* START SUPPLIED RECORDS *

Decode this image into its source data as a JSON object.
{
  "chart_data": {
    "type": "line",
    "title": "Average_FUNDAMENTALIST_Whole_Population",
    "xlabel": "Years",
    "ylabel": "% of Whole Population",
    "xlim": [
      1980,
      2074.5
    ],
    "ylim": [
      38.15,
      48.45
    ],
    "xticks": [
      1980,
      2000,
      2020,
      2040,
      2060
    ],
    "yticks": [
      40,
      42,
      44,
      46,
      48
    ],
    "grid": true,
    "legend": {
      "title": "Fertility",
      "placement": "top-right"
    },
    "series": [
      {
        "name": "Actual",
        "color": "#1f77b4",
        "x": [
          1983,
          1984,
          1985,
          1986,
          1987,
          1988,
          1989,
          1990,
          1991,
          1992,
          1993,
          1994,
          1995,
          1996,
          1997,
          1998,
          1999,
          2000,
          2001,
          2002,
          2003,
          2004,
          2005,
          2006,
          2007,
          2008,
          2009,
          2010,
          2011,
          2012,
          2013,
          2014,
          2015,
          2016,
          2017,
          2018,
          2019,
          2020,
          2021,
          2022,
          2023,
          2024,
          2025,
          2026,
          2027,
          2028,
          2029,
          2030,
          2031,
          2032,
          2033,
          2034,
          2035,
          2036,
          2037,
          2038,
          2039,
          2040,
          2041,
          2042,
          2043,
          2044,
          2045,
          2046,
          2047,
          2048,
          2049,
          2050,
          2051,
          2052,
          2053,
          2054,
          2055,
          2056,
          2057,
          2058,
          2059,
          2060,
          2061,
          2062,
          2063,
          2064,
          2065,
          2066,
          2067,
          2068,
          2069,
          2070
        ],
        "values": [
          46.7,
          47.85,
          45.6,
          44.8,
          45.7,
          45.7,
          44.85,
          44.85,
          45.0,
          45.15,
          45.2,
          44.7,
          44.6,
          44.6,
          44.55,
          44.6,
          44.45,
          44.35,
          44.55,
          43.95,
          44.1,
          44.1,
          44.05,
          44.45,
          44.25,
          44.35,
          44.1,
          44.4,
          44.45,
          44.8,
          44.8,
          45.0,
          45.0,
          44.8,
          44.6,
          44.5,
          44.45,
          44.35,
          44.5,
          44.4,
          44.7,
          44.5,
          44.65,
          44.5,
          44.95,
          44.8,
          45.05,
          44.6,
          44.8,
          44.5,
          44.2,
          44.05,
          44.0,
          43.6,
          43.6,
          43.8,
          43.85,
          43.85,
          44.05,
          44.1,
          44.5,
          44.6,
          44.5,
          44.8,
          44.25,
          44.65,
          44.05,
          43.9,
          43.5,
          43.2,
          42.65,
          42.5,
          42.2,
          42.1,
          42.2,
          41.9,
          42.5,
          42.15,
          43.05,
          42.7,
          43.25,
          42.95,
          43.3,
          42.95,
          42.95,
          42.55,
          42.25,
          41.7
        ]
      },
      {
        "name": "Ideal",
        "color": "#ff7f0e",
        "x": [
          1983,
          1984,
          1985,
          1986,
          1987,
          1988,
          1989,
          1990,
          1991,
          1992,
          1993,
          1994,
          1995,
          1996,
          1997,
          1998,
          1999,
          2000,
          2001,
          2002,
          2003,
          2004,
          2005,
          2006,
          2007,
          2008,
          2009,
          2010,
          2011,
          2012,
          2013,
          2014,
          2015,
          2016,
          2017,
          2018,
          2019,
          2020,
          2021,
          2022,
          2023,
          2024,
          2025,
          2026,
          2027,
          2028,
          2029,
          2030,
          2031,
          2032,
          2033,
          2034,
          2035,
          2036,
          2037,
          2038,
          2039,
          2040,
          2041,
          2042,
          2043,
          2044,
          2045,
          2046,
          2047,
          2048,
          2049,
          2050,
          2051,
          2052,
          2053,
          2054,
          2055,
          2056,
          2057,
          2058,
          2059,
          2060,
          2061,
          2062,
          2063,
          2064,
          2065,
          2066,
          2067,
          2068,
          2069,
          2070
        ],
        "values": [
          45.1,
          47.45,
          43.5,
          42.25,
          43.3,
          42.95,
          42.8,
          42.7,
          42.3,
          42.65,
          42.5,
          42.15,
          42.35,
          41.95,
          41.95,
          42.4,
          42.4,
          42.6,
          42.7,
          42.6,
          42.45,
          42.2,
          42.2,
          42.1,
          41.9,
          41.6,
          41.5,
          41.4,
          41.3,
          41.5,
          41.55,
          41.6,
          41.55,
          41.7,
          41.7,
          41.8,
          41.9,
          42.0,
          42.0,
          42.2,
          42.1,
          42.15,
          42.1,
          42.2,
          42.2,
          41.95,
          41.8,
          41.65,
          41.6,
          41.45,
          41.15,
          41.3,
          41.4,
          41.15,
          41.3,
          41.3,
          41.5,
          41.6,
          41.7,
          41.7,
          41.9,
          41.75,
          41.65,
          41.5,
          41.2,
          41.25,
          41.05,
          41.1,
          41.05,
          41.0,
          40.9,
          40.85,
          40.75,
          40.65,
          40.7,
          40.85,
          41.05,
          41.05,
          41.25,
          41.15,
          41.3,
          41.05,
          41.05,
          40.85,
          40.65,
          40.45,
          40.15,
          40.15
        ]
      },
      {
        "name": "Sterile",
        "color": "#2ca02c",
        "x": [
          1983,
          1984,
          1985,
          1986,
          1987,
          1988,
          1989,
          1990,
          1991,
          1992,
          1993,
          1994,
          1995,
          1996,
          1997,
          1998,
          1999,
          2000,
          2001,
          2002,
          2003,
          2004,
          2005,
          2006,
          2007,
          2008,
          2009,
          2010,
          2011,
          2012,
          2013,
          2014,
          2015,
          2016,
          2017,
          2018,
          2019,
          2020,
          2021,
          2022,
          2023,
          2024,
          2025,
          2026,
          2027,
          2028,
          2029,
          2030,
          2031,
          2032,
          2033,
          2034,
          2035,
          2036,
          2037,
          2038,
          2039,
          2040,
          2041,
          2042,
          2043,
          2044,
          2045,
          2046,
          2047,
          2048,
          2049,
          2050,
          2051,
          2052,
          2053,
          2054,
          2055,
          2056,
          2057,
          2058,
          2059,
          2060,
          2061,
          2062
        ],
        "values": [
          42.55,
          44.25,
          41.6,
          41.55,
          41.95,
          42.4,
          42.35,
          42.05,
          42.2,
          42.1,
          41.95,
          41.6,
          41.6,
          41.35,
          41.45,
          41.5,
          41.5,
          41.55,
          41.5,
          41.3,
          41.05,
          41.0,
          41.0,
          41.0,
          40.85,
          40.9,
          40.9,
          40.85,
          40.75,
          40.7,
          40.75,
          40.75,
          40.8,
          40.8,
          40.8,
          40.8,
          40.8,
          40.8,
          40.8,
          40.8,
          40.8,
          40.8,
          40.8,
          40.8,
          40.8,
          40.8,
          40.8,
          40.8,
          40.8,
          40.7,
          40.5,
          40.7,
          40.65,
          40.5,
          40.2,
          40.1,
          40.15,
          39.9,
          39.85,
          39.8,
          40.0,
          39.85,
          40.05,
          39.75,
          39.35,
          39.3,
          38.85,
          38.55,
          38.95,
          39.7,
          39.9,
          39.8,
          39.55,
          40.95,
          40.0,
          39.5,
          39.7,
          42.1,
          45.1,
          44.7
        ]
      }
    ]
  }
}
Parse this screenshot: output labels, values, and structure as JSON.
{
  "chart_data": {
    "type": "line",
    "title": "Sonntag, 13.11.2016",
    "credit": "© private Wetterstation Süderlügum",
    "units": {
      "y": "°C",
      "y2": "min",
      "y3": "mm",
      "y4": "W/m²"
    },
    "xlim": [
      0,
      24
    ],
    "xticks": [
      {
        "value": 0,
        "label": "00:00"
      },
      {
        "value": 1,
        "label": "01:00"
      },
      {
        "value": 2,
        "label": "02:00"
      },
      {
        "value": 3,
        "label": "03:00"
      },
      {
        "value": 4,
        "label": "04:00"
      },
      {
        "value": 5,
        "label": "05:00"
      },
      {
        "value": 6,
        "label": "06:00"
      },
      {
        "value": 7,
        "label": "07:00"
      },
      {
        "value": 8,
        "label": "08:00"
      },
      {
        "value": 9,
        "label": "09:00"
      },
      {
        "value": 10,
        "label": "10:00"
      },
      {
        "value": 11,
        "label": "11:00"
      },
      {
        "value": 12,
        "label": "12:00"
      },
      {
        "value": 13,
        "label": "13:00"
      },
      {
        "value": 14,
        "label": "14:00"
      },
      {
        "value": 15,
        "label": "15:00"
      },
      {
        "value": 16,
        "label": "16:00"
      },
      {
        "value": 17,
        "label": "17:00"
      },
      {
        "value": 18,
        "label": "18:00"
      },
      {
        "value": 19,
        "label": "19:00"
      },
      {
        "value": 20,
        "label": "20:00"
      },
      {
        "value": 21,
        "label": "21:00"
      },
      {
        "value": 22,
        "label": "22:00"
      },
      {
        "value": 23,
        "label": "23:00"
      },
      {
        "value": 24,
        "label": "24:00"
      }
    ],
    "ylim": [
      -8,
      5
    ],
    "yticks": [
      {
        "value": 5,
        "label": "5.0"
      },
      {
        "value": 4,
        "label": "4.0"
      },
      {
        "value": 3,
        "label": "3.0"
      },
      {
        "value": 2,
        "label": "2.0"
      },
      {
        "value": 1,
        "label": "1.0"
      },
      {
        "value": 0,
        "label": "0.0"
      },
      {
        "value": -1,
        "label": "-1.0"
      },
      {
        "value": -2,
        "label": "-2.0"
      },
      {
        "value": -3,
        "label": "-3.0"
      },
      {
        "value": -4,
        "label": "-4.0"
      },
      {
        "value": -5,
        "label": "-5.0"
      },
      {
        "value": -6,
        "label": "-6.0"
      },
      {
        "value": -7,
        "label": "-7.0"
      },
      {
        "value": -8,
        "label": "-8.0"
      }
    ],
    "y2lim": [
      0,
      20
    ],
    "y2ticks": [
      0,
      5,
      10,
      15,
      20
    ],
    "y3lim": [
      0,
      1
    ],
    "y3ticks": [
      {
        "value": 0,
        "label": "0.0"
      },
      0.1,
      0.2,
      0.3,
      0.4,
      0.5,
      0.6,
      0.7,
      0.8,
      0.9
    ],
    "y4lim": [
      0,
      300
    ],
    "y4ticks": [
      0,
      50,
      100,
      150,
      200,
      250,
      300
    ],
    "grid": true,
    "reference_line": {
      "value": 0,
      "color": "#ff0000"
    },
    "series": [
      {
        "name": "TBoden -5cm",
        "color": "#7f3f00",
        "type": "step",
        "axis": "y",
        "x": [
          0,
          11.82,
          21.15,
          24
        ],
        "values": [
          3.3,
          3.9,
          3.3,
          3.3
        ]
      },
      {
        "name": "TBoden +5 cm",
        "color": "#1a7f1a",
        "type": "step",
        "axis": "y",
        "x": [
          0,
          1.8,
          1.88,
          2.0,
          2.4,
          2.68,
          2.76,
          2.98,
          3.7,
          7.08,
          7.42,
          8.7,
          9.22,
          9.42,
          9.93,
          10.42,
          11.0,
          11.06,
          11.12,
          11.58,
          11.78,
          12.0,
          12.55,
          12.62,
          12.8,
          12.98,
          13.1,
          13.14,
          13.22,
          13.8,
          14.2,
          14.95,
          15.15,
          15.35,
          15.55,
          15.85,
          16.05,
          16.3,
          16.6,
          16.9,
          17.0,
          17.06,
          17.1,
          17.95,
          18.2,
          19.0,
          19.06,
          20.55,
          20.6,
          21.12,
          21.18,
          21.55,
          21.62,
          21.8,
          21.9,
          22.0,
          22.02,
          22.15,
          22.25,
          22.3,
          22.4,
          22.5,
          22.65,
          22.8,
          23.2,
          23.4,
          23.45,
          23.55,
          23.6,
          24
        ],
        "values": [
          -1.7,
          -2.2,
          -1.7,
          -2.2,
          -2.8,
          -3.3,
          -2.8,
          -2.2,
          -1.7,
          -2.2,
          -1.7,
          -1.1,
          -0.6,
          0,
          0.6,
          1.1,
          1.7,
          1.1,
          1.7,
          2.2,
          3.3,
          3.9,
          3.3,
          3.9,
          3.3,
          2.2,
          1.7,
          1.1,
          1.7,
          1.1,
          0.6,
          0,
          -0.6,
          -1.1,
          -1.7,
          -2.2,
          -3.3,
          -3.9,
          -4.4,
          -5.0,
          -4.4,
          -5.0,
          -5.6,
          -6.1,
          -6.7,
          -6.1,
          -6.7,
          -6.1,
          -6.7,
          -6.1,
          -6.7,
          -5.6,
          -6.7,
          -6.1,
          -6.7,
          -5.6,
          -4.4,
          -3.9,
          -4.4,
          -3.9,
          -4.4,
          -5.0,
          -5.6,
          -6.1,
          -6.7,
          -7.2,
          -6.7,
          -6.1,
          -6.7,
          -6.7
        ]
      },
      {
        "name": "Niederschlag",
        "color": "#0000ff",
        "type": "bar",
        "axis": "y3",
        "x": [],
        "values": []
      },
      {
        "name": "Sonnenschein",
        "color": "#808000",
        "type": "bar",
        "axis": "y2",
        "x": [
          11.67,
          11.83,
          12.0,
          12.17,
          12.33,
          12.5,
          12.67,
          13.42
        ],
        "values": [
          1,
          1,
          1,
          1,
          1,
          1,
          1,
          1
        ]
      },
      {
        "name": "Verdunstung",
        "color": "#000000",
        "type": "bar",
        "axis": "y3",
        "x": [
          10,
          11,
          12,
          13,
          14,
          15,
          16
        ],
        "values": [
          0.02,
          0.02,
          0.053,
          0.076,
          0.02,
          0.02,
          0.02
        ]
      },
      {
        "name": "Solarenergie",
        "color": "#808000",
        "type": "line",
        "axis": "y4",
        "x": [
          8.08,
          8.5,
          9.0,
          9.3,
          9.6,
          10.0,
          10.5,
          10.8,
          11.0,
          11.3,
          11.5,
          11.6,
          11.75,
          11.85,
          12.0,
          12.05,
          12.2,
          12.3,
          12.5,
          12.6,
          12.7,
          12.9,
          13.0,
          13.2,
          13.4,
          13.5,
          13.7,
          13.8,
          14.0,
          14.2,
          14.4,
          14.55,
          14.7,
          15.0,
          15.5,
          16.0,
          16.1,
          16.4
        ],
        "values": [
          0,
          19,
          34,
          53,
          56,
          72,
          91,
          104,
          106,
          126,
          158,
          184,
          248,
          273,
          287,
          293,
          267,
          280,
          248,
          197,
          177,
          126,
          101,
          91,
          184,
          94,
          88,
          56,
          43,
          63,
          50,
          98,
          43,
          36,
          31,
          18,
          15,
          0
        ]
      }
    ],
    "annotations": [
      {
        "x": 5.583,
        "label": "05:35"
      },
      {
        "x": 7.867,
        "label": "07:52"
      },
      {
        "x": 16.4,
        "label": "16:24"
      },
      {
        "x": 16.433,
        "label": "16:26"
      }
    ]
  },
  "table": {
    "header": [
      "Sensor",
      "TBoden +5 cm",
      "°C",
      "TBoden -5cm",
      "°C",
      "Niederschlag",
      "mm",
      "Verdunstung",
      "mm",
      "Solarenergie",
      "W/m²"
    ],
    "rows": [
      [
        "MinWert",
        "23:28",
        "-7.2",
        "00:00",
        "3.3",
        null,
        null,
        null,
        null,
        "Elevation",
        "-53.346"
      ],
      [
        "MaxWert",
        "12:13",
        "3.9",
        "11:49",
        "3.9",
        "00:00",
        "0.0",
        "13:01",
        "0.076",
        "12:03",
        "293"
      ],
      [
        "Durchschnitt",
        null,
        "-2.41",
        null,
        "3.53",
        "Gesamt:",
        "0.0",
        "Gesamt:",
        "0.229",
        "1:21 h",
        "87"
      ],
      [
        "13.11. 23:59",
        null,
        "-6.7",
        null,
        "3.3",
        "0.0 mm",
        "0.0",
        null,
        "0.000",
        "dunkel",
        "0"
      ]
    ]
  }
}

* END SUPPLIED RECORDS *

### WHAT THE EXERCISE ASKS
Pull out every line of the records above that contains the word "TBoden".

### ANSWER IN FULL
        "name": "TBoden -5cm",
        "name": "TBoden +5 cm",
      "TBoden +5 cm",
      "TBoden -5cm",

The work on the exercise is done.